*STATED GOAL*:
Please copy the material below word for word, starting at its first line and ending with the line that contains "right-column-header: (Gold Imitations)", including both of those lines.

*RECORDED INFORMATION*:
* START *
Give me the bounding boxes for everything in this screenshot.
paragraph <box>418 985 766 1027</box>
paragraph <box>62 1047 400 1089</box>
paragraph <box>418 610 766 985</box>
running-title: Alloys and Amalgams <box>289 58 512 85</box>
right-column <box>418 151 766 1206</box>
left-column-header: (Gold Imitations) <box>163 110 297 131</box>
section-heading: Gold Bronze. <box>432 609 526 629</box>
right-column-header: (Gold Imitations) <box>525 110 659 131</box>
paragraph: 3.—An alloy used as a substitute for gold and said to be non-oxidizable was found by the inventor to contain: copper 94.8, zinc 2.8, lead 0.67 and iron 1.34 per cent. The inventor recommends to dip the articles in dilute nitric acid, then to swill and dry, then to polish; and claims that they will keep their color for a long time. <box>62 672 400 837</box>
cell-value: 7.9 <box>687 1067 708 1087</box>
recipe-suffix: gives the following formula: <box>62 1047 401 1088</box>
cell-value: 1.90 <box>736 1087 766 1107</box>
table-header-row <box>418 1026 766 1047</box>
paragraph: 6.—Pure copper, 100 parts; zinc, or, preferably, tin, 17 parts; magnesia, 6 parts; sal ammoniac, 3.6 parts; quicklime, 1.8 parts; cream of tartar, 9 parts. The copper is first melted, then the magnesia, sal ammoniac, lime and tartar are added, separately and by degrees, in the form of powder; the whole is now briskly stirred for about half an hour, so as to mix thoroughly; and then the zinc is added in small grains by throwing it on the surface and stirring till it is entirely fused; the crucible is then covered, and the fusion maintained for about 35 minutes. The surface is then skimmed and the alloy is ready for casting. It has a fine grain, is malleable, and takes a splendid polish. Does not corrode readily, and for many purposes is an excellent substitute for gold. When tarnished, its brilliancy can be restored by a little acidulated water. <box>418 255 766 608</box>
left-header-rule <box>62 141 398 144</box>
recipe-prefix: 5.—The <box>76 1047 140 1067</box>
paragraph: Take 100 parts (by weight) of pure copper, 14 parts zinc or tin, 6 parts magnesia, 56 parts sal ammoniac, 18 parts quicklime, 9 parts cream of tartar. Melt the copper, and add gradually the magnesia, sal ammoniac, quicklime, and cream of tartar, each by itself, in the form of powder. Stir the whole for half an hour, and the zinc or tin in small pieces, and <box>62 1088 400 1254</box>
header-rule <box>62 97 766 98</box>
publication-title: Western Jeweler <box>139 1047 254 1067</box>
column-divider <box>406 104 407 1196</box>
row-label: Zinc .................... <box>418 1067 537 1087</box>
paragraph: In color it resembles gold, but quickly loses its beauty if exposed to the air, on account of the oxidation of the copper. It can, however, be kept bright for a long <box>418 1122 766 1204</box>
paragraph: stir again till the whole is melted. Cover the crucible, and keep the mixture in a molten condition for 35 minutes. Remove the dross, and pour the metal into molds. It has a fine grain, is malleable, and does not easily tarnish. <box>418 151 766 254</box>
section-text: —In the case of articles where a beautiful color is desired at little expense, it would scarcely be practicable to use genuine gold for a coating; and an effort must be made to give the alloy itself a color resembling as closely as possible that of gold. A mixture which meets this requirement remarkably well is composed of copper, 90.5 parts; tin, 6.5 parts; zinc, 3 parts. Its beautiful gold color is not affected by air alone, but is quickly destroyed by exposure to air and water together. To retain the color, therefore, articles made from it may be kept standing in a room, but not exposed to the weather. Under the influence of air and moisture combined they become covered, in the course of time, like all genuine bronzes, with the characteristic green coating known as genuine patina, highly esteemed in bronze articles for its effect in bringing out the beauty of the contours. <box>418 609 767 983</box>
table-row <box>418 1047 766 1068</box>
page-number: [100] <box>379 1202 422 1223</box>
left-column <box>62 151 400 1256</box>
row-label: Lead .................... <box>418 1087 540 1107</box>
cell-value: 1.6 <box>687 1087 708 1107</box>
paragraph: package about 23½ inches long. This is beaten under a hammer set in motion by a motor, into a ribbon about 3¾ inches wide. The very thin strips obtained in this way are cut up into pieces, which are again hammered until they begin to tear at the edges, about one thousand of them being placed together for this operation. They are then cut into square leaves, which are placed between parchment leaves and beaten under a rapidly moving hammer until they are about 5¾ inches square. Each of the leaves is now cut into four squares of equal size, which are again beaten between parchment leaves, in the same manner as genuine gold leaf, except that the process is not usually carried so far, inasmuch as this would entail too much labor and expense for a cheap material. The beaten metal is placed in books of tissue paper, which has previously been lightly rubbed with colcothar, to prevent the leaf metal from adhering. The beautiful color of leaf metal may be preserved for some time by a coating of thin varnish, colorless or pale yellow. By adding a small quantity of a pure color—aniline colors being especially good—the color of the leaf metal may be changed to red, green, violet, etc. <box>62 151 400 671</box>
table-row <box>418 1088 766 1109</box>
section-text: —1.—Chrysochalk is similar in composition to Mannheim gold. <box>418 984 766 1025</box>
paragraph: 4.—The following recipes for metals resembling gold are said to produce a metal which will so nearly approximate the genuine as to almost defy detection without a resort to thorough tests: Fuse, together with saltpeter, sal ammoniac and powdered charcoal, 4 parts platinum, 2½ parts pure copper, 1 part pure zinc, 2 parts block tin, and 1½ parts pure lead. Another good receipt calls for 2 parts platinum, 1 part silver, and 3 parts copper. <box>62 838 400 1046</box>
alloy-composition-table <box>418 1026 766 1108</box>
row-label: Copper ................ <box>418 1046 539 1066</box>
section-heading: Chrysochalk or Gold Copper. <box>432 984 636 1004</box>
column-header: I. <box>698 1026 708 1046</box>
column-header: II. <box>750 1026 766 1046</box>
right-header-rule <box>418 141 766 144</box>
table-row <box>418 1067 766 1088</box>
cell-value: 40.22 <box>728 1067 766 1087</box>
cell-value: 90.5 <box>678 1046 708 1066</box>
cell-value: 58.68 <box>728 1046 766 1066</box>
* END *
*ANSWER*:
Give me the bounding boxes for everything in this screenshot.
paragraph <box>418 985 766 1027</box>
paragraph <box>62 1047 400 1089</box>
paragraph <box>418 610 766 985</box>
running-title: Alloys and Amalgams <box>289 58 512 85</box>
right-column <box>418 151 766 1206</box>
left-column-header: (Gold Imitations) <box>163 110 297 131</box>
section-heading: Gold Bronze. <box>432 609 526 629</box>
right-column-header: (Gold Imitations) <box>525 110 659 131</box>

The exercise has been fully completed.